> CHALLENGE: Extract each line holding the word "conduct" from the entries.

Saved data entries
----

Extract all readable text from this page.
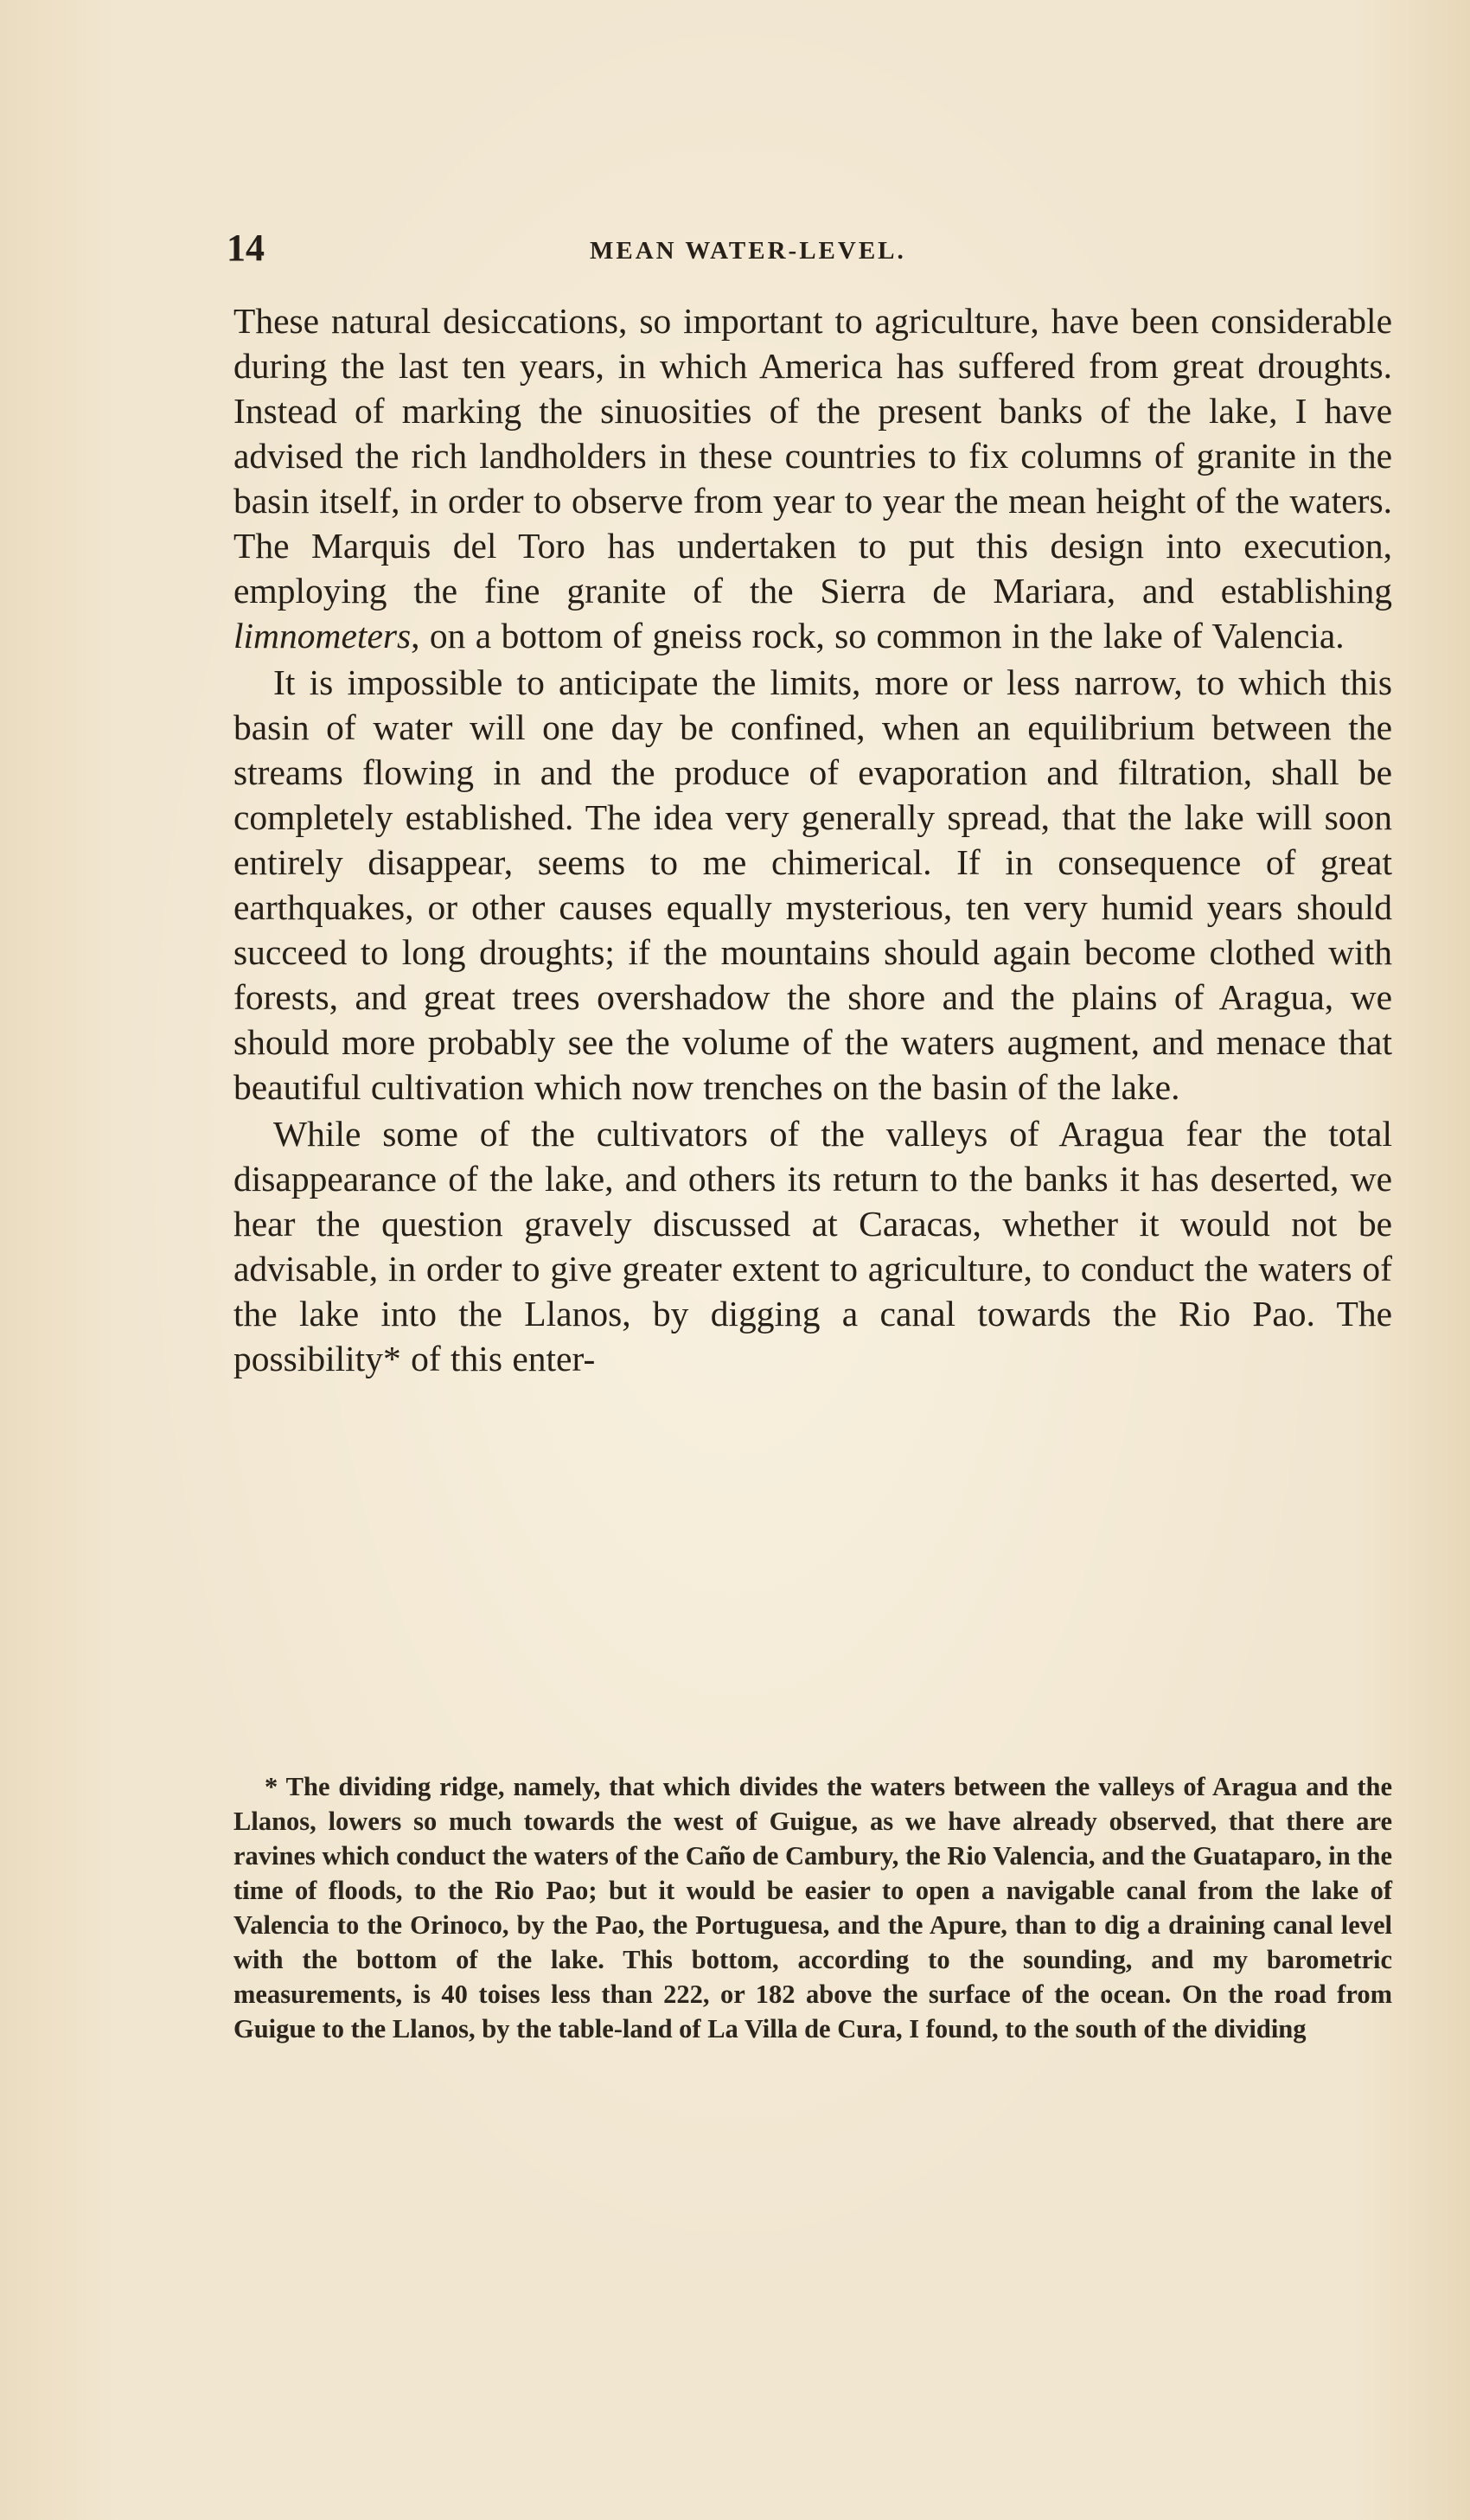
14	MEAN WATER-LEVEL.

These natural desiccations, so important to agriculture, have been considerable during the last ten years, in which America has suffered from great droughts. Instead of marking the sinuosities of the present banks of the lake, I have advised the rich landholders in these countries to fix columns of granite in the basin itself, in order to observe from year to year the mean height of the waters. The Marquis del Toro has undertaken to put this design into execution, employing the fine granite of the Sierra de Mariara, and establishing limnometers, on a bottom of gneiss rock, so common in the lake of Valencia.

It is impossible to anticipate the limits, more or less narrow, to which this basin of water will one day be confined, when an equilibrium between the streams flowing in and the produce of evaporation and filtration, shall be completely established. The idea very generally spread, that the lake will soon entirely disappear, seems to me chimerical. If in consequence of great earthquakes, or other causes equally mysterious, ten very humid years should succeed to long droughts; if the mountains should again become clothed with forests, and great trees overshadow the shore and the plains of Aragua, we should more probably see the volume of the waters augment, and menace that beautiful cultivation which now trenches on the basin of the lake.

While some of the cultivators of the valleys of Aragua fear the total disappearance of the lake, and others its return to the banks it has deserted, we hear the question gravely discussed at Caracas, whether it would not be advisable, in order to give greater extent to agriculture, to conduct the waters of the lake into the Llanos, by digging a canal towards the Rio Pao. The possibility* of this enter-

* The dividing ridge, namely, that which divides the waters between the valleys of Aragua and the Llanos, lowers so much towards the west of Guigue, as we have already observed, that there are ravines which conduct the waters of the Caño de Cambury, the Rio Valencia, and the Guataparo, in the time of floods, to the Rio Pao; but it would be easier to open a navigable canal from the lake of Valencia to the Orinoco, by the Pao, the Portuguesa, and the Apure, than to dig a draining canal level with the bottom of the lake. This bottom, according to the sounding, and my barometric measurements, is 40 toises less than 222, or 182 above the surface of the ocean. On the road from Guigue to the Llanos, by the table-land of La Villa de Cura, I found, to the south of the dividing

----

> SOLUTION FOR THIS PROBLEM:
While some of the cultivators of the valleys of Aragua fear the total disappearance of the lake, and others its return to the banks it has deserted, we hear the question gravely discussed at Caracas, whether it would not be advisable, in order to give greater extent to agriculture, to conduct the waters of the lake into the Llanos, by digging a canal towards the Rio Pao. The possibility* of this enter-
* The dividing ridge, namely, that which divides the waters between the valleys of Aragua and the Llanos, lowers so much towards the west of Guigue, as we have already observed, that there are ravines which conduct the waters of the Caño de Cambury, the Rio Valencia, and the Guataparo, in the time of floods, to the Rio Pao; but it would be easier to open a navigable canal from the lake of Valencia to the Orinoco, by the Pao, the Portuguesa, and the Apure, than to dig a draining canal level with the bottom of the lake. This bottom, according to the sounding, and my barometric measurements, is 40 toises less than 222, or 182 above the surface of the ocean. On the road from Guigue to the Llanos, by the table-land of La Villa de Cura, I found, to the south of the dividing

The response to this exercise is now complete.